--- Input material ---
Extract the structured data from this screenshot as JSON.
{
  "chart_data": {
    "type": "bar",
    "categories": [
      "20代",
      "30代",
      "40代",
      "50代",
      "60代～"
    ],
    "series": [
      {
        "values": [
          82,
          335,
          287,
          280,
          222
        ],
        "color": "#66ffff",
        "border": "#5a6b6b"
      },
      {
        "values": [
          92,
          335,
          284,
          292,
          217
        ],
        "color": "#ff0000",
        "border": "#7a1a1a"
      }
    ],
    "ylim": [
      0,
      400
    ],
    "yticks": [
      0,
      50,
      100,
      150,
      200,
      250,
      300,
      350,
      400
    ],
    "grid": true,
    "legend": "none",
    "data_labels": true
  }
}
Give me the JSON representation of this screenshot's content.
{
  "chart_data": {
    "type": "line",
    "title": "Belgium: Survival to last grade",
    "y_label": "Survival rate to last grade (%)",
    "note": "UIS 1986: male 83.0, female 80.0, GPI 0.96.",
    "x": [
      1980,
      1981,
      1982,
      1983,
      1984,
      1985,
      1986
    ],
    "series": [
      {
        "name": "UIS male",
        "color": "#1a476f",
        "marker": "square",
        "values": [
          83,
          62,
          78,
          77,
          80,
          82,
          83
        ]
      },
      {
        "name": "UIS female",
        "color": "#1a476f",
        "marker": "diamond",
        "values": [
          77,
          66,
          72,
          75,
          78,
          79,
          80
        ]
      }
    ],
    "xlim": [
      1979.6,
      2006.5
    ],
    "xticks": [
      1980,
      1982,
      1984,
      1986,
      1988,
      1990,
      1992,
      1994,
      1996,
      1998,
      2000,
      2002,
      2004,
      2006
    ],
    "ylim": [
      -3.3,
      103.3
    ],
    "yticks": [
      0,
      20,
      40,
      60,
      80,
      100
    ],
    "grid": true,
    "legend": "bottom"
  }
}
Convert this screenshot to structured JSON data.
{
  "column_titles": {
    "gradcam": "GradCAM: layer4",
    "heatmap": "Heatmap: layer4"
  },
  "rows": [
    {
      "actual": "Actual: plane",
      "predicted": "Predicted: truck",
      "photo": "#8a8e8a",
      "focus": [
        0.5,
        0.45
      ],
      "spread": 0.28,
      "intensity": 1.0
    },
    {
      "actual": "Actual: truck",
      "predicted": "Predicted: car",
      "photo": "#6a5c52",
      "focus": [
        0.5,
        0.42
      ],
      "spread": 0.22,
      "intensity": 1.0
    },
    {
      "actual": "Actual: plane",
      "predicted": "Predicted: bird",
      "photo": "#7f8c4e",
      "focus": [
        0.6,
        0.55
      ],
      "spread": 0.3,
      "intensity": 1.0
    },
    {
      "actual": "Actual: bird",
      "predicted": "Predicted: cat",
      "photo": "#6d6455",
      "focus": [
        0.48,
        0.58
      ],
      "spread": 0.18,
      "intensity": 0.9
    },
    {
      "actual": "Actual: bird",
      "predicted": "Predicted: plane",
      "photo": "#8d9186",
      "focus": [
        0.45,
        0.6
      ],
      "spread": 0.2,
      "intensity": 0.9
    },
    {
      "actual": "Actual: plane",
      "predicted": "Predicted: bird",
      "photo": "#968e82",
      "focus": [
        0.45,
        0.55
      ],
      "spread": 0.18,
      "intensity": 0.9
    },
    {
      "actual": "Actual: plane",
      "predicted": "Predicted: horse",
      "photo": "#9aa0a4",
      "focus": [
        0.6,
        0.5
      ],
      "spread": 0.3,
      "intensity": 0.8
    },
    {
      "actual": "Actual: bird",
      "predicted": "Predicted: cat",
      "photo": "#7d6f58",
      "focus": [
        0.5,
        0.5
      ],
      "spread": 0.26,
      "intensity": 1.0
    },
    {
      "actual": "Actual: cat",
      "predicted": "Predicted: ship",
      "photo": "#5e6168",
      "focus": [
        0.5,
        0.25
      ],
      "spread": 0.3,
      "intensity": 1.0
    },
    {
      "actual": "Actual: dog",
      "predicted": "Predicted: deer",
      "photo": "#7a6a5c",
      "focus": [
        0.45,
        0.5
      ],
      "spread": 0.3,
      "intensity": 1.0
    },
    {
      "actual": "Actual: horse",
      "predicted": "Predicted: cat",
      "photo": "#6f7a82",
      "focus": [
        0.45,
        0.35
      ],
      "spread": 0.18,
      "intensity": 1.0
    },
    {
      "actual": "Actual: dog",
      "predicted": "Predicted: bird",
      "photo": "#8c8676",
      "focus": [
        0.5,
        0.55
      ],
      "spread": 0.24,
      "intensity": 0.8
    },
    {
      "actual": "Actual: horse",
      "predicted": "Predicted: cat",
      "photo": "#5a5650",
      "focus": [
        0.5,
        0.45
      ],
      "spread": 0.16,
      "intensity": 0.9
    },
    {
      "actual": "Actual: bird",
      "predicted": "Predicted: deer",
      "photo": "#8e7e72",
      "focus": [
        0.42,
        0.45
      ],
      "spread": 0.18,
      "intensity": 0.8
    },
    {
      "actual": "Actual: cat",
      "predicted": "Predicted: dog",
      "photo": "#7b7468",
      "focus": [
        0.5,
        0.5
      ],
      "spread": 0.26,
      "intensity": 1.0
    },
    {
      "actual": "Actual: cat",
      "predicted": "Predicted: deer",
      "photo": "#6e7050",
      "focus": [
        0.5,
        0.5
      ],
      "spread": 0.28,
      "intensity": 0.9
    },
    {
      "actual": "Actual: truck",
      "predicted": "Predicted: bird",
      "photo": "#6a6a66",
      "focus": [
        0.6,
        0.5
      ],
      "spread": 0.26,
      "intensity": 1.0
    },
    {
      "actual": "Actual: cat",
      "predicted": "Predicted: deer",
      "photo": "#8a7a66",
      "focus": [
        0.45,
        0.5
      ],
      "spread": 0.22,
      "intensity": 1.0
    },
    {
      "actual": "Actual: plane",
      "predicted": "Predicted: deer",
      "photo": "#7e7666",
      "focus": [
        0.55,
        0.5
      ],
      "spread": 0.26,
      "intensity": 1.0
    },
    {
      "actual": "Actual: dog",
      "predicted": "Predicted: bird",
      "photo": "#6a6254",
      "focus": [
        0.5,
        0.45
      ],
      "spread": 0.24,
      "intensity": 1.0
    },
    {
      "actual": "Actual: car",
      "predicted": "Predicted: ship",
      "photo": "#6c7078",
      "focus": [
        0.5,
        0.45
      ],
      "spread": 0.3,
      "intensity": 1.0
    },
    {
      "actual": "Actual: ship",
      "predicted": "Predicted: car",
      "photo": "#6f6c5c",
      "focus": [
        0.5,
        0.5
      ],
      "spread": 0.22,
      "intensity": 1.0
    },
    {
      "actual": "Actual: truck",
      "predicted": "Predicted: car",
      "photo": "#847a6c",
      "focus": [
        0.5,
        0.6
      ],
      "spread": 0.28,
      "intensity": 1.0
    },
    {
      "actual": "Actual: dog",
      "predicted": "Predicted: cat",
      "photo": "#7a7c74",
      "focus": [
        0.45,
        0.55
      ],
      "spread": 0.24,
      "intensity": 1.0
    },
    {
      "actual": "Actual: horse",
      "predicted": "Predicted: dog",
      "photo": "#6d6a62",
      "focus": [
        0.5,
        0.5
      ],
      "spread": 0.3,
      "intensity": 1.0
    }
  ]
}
---
■ Goal: Your task is to gather all lines from the entries above that hold the word "screenshot".

■ Task output:
Extract the structured data from this screenshot as JSON.
Give me the JSON representation of this screenshot's content.
Convert this screenshot to structured JSON data.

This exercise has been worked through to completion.